• _REQUIRED WORK_: State how many lines of the entries hold the string "clic", and nothing more.

— start RECORDS FOR THE EXERCISE —

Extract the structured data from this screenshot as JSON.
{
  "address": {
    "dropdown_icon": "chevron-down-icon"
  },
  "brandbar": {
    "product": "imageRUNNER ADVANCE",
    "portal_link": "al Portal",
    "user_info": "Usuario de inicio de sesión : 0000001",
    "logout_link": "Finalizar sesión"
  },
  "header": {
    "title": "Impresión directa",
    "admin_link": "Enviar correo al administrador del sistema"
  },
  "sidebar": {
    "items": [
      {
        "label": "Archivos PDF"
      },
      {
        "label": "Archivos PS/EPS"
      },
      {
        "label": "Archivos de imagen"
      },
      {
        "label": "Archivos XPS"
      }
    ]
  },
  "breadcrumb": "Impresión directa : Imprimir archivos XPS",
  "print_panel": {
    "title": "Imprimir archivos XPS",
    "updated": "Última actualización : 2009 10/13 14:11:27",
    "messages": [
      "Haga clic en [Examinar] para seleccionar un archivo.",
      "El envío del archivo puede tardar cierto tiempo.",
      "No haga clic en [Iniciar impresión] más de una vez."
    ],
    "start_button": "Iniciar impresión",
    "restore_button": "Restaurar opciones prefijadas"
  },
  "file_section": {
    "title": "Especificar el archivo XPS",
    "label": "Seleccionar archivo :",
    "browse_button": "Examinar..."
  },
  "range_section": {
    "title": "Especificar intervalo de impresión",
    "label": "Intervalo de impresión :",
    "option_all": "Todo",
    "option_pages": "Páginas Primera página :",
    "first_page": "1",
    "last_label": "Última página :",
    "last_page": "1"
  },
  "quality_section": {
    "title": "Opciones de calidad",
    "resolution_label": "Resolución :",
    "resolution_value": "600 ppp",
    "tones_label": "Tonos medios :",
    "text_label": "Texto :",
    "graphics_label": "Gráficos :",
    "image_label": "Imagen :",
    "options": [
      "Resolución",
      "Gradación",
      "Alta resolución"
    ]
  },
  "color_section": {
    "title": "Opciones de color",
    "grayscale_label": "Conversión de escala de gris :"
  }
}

— end RECORDS FOR THE EXERCISE —

• _RESULT BELOW_: 2